Reproduce this listing in full.

-------- Raw records

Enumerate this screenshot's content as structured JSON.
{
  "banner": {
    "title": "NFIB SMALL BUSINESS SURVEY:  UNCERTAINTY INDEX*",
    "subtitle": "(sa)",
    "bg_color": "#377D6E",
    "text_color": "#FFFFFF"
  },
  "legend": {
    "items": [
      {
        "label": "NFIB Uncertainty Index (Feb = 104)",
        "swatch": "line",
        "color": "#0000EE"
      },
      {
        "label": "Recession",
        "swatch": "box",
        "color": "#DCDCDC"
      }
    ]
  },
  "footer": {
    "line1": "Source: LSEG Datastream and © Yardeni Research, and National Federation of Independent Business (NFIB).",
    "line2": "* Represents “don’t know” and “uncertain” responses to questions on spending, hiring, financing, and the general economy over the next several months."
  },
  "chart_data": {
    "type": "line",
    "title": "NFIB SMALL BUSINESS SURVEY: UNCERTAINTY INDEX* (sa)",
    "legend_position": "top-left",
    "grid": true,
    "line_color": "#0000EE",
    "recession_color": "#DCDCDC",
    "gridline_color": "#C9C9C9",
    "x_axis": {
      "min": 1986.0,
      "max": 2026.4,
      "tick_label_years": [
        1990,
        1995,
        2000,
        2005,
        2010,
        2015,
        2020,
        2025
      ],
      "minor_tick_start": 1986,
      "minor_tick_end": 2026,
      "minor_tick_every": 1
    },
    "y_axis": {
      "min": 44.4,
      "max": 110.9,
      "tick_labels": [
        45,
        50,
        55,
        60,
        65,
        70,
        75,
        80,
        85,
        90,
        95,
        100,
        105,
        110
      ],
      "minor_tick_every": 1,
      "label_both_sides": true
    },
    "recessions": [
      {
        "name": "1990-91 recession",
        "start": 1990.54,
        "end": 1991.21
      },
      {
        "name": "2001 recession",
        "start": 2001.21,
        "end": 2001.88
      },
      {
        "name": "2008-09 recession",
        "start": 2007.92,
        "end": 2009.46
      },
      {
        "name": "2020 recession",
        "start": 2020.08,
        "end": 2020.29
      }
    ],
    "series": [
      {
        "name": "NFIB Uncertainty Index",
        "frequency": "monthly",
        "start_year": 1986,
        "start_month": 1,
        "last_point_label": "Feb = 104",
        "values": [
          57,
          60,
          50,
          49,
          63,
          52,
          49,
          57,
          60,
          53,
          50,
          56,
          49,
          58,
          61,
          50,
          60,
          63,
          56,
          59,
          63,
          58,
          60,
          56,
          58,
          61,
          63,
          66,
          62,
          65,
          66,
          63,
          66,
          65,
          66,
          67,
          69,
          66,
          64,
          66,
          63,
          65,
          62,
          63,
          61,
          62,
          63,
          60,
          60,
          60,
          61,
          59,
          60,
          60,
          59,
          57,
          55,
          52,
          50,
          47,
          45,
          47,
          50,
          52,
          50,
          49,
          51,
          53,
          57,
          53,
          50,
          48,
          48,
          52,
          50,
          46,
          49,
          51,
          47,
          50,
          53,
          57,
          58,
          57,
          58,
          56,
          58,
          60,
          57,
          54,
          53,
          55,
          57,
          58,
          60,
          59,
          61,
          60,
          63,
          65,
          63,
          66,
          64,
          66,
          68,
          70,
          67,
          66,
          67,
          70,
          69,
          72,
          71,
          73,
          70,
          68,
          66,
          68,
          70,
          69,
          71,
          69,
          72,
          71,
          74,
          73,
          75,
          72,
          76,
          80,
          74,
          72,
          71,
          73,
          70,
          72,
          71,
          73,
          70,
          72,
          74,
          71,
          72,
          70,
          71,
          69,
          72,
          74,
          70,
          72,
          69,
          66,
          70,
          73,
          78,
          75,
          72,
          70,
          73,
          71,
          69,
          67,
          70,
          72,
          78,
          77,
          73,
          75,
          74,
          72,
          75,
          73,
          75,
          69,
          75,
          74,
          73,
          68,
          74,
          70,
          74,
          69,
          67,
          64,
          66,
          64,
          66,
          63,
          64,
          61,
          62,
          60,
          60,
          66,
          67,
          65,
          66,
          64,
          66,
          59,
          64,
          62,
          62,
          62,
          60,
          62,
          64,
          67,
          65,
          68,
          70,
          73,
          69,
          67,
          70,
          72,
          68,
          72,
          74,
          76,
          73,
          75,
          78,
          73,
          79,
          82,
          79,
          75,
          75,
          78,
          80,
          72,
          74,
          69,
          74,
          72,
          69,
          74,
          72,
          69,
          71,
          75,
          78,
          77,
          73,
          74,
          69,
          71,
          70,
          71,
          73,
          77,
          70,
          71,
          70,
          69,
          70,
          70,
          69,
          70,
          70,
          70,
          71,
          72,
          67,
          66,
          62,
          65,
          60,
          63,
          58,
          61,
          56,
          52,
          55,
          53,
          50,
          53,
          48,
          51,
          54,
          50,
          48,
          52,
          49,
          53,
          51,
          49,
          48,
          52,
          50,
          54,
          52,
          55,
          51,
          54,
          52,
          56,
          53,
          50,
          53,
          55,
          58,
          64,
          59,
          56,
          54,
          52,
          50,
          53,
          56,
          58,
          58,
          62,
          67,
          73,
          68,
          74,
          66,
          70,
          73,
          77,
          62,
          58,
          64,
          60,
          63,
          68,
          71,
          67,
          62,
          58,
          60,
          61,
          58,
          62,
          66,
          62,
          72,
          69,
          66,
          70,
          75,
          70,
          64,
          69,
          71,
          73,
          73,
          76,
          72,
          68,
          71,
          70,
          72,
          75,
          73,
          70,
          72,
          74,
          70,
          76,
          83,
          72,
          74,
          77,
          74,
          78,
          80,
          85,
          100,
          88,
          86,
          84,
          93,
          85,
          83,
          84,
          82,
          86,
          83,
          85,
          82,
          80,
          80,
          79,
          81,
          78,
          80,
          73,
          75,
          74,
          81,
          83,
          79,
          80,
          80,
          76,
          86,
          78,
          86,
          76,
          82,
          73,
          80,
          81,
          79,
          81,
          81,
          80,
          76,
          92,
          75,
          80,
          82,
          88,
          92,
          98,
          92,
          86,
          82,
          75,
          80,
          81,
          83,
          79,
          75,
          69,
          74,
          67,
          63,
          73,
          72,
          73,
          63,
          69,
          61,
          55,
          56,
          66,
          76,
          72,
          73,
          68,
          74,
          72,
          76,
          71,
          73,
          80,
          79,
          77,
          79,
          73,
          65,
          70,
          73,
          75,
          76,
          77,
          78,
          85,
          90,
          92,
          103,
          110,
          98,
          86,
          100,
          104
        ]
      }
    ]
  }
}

----------------

#### Final result:
Enumerate this screenshot's content as structured JSON.
{
  "banner": {
    "title": "NFIB SMALL BUSINESS SURVEY:  UNCERTAINTY INDEX*",
    "subtitle": "(sa)",
    "bg_color": "#377D6E",
    "text_color": "#FFFFFF"
  },
  "legend": {
    "items": [
      {
        "label": "NFIB Uncertainty Index (Feb = 104)",
        "swatch": "line",
        "color": "#0000EE"
      },
      {
        "label": "Recession",
        "swatch": "box",
        "color": "#DCDCDC"
      }
    ]
  },
  "footer": {
    "line1": "Source: LSEG Datastream and © Yardeni Research, and National Federation of Independent Business (NFIB).",
    "line2": "* Represents “don’t know” and “uncertain” responses to questions on spending, hiring, financing, and the general economy over the next several months."
  },
  "chart_data": {
    "type": "line",
    "title": "NFIB SMALL BUSINESS SURVEY: UNCERTAINTY INDEX* (sa)",
    "legend_position": "top-left",
    "grid": true,
    "line_color": "#0000EE",
    "recession_color": "#DCDCDC",
    "gridline_color": "#C9C9C9",
    "x_axis": {
      "min": 1986.0,
      "max": 2026.4,
      "tick_label_years": [
        1990,
        1995,
        2000,
        2005,
        2010,
        2015,
        2020,
        2025
      ],
      "minor_tick_start": 1986,
      "minor_tick_end": 2026,
      "minor_tick_every": 1
    },
    "y_axis": {
      "min": 44.4,
      "max": 110.9,
      "tick_labels": [
        45,
        50,
        55,
        60,
        65,
        70,
        75,
        80,
        85,
        90,
        95,
        100,
        105,
        110
      ],
      "minor_tick_every": 1,
      "label_both_sides": true
    },
    "recessions": [
      {
        "name": "1990-91 recession",
        "start": 1990.54,
        "end": 1991.21
      },
      {
        "name": "2001 recession",
        "start": 2001.21,
        "end": 2001.88
      },
      {
        "name": "2008-09 recession",
        "start": 2007.92,
        "end": 2009.46
      },
      {
        "name": "2020 recession",
        "start": 2020.08,
        "end": 2020.29
      }
    ],
    "series": [
      {
        "name": "NFIB Uncertainty Index",
        "frequency": "monthly",
        "start_year": 1986,
        "start_month": 1,
        "last_point_label": "Feb = 104",
        "values": [
          57,
          60,
          50,
          49,
          63,
          52,
          49,
          57,
          60,
          53,
          50,
          56,
          49,
          58,
          61,
          50,
          60,
          63,
          56,
          59,
          63,
          58,
          60,
          56,
          58,
          61,
          63,
          66,
          62,
          65,
          66,
          63,
          66,
          65,
          66,
          67,
          69,
          66,
          64,
          66,
          63,
          65,
          62,
          63,
          61,
          62,
          63,
          60,
          60,
          60,
          61,
          59,
          60,
          60,
          59,
          57,
          55,
          52,
          50,
          47,
          45,
          47,
          50,
          52,
          50,
          49,
          51,
          53,
          57,
          53,
          50,
          48,
          48,
          52,
          50,
          46,
          49,
          51,
          47,
          50,
          53,
          57,
          58,
          57,
          58,
          56,
          58,
          60,
          57,
          54,
          53,
          55,
          57,
          58,
          60,
          59,
          61,
          60,
          63,
          65,
          63,
          66,
          64,
          66,
          68,
          70,
          67,
          66,
          67,
          70,
          69,
          72,
          71,
          73,
          70,
          68,
          66,
          68,
          70,
          69,
          71,
          69,
          72,
          71,
          74,
          73,
          75,
          72,
          76,
          80,
          74,
          72,
          71,
          73,
          70,
          72,
          71,
          73,
          70,
          72,
          74,
          71,
          72,
          70,
          71,
          69,
          72,
          74,
          70,
          72,
          69,
          66,
          70,
          73,
          78,
          75,
          72,
          70,
          73,
          71,
          69,
          67,
          70,
          72,
          78,
          77,
          73,
          75,
          74,
          72,
          75,
          73,
          75,
          69,
          75,
          74,
          73,
          68,
          74,
          70,
          74,
          69,
          67,
          64,
          66,
          64,
          66,
          63,
          64,
          61,
          62,
          60,
          60,
          66,
          67,
          65,
          66,
          64,
          66,
          59,
          64,
          62,
          62,
          62,
          60,
          62,
          64,
          67,
          65,
          68,
          70,
          73,
          69,
          67,
          70,
          72,
          68,
          72,
          74,
          76,
          73,
          75,
          78,
          73,
          79,
          82,
          79,
          75,
          75,
          78,
          80,
          72,
          74,
          69,
          74,
          72,
          69,
          74,
          72,
          69,
          71,
          75,
          78,
          77,
          73,
          74,
          69,
          71,
          70,
          71,
          73,
          77,
          70,
          71,
          70,
          69,
          70,
          70,
          69,
          70,
          70,
          70,
          71,
          72,
          67,
          66,
          62,
          65,
          60,
          63,
          58,
          61,
          56,
          52,
          55,
          53,
          50,
          53,
          48,
          51,
          54,
          50,
          48,
          52,
          49,
          53,
          51,
          49,
          48,
          52,
          50,
          54,
          52,
          55,
          51,
          54,
          52,
          56,
          53,
          50,
          53,
          55,
          58,
          64,
          59,
          56,
          54,
          52,
          50,
          53,
          56,
          58,
          58,
          62,
          67,
          73,
          68,
          74,
          66,
          70,
          73,
          77,
          62,
          58,
          64,
          60,
          63,
          68,
          71,
          67,
          62,
          58,
          60,
          61,
          58,
          62,
          66,
          62,
          72,
          69,
          66,
          70,
          75,
          70,
          64,
          69,
          71,
          73,
          73,
          76,
          72,
          68,
          71,
          70,
          72,
          75,
          73,
          70,
          72,
          74,
          70,
          76,
          83,
          72,
          74,
          77,
          74,
          78,
          80,
          85,
          100,
          88,
          86,
          84,
          93,
          85,
          83,
          84,
          82,
          86,
          83,
          85,
          82,
          80,
          80,
          79,
          81,
          78,
          80,
          73,
          75,
          74,
          81,
          83,
          79,
          80,
          80,
          76,
          86,
          78,
          86,
          76,
          82,
          73,
          80,
          81,
          79,
          81,
          81,
          80,
          76,
          92,
          75,
          80,
          82,
          88,
          92,
          98,
          92,
          86,
          82,
          75,
          80,
          81,
          83,
          79,
          75,
          69,
          74,
          67,
          63,
          73,
          72,
          73,
          63,
          69,
          61,
          55,
          56,
          66,
          76,
          72,
          73,
          68,
          74,
          72,
          76,
          71,
          73,
          80,
          79,
          77,
          79,
          73,
          65,
          70,
          73,
          75,
          76,
          77,
          78,
          85,
          90,
          92,
          103,
          110,
          98,
          86,
          100,
          104
        ]
      }
    ]
  }
}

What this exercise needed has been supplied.